_GIVEN EXERCISE:_ Pull out every line of the records that contains the word "Polygon".

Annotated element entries
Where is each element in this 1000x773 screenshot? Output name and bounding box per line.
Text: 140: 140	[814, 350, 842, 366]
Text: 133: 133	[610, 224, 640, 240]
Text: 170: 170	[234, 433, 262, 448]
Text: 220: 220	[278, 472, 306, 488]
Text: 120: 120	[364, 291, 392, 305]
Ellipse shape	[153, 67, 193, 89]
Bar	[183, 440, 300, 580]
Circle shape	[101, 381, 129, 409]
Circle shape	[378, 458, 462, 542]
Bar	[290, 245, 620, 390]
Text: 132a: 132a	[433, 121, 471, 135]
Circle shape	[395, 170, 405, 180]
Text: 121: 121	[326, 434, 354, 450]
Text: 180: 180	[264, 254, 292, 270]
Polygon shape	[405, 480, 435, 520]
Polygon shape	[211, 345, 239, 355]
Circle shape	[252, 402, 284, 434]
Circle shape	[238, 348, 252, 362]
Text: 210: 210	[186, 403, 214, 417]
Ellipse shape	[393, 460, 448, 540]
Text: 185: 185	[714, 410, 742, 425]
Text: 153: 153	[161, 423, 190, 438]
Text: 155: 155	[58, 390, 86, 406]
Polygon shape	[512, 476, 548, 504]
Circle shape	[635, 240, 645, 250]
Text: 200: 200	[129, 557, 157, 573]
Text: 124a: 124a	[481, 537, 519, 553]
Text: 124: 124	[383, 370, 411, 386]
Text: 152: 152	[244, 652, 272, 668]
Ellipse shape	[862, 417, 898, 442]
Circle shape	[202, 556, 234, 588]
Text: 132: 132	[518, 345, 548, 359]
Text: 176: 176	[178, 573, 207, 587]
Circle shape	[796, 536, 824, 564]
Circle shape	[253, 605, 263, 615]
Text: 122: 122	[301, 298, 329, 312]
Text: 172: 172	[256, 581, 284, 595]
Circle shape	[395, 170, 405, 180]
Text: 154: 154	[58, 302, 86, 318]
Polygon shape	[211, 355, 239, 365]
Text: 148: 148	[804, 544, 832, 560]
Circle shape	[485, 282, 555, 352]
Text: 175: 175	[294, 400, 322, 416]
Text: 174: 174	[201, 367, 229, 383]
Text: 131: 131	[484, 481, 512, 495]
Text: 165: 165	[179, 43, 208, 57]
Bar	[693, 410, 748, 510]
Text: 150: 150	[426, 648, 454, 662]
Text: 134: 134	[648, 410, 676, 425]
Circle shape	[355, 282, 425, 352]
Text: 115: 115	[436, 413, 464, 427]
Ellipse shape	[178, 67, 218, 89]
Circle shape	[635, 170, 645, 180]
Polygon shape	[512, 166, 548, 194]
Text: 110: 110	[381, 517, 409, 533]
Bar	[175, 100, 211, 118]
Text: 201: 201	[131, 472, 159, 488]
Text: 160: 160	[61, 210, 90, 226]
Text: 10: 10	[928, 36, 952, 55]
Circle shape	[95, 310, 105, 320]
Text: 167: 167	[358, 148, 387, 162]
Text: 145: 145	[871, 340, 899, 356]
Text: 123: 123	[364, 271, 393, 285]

_EXPECTED ANSWER:_
Polygon shape	[405, 480, 435, 520]
Polygon shape	[211, 345, 239, 355]
Polygon shape	[512, 476, 548, 504]
Polygon shape	[211, 355, 239, 365]
Polygon shape	[512, 166, 548, 194]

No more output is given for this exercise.